Data for the task:
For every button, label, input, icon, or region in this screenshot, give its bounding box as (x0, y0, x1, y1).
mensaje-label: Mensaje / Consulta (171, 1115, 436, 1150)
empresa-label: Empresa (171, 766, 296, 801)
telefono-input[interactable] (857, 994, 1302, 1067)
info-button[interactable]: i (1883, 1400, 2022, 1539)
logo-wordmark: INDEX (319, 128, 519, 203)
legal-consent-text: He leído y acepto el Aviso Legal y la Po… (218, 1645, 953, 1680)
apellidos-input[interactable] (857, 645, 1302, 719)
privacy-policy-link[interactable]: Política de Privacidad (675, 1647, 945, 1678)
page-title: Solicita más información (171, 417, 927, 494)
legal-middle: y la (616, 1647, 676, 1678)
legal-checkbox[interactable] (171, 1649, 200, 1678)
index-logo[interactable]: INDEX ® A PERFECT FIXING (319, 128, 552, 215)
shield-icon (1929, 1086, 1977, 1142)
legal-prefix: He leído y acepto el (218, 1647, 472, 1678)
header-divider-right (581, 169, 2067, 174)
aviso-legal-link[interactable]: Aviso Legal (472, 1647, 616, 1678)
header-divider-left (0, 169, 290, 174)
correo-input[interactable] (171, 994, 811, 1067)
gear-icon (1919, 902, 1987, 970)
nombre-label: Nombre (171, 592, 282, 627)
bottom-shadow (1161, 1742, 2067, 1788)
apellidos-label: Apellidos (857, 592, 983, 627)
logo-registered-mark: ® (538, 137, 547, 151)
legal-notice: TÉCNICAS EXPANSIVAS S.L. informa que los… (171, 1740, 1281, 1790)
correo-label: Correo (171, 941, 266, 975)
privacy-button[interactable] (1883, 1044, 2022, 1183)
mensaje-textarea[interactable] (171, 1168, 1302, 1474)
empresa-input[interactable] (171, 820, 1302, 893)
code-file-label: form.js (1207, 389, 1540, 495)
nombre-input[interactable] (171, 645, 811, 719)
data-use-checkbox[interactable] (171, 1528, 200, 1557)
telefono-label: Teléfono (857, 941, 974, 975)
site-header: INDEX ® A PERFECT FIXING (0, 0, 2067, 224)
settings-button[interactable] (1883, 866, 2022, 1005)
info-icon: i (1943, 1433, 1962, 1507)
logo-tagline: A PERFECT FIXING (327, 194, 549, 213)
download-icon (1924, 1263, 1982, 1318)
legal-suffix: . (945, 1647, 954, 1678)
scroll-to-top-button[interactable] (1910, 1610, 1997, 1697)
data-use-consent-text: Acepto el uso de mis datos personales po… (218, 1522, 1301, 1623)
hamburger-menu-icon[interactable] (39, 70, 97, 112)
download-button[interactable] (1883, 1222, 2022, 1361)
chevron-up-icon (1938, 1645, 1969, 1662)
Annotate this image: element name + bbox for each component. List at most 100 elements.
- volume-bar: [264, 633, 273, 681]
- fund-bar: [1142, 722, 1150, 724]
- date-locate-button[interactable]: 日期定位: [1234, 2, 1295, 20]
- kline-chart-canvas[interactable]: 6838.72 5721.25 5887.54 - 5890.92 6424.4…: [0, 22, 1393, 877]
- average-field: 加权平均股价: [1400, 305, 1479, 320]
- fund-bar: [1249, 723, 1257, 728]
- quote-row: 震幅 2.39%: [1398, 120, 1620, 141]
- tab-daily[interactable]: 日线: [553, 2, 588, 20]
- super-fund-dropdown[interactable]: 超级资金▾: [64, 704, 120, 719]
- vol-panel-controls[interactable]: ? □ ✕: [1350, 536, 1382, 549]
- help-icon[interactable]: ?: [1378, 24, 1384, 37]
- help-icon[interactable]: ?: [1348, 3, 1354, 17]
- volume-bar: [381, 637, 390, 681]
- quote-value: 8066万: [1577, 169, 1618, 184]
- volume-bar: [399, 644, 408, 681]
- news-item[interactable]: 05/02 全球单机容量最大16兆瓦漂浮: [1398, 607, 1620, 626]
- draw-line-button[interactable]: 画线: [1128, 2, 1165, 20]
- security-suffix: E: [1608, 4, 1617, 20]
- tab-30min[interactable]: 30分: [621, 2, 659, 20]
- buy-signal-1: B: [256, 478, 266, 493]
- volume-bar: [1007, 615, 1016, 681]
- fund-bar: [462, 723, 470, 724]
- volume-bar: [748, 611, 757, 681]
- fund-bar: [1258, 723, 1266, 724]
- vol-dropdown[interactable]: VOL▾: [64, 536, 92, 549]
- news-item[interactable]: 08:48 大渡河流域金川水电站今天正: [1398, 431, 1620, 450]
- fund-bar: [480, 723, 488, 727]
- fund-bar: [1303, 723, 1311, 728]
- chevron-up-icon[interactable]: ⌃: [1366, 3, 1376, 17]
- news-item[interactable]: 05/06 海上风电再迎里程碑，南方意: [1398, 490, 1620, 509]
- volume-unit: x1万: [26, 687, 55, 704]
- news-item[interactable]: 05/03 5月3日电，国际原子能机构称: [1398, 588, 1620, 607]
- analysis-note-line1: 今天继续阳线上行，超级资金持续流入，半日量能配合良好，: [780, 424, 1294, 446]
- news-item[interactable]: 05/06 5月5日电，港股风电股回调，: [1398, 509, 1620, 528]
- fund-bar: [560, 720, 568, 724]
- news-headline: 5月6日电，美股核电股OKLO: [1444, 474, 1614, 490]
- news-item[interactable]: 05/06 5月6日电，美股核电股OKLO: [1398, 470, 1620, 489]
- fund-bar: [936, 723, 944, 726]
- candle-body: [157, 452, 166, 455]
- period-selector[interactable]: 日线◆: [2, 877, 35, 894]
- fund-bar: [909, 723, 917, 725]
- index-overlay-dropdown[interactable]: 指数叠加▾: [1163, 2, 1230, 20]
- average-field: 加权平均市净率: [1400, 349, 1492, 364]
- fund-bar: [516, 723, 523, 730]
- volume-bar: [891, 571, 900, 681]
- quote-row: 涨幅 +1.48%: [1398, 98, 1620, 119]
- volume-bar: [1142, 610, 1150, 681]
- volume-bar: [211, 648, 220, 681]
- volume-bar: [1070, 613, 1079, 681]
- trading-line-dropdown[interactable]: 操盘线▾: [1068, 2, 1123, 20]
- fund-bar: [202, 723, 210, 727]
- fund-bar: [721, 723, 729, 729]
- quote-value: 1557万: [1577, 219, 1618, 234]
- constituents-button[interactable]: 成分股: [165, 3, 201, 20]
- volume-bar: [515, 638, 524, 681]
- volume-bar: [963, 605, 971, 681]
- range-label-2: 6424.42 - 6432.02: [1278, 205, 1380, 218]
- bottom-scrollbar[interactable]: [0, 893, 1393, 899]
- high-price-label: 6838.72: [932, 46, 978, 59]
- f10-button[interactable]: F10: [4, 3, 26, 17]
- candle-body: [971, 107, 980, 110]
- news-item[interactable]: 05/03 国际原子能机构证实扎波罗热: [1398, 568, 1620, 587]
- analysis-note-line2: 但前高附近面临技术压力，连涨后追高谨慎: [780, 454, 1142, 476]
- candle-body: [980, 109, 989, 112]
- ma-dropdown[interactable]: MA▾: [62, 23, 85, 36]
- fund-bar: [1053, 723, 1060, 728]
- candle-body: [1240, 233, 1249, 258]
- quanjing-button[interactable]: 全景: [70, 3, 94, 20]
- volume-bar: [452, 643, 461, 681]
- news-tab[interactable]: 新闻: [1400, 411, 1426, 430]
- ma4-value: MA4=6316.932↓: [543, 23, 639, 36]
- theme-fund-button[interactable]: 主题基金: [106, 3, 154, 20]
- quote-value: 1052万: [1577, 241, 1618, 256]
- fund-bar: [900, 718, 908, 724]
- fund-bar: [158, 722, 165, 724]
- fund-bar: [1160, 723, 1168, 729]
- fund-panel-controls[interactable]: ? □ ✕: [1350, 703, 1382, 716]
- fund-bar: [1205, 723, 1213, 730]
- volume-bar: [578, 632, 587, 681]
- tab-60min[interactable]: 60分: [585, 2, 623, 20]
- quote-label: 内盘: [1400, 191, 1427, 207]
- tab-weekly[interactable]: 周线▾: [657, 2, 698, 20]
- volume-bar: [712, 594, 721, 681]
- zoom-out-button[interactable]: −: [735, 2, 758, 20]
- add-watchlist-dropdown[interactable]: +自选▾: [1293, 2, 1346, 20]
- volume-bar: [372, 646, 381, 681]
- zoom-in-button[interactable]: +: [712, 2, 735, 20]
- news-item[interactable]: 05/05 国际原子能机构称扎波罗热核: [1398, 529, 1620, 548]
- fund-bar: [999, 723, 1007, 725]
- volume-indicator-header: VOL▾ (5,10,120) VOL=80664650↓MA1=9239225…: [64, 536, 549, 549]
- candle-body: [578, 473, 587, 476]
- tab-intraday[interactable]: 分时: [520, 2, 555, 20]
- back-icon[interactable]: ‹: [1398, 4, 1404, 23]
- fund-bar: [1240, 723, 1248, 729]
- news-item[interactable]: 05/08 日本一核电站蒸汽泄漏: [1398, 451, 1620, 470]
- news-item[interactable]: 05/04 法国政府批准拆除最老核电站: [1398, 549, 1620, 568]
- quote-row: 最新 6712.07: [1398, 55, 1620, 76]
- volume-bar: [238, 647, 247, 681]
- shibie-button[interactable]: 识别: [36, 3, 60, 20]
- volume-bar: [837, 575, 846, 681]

What you have to do:
Count how many lines in the records above contain the word "this". Give only the number.

Output below:
2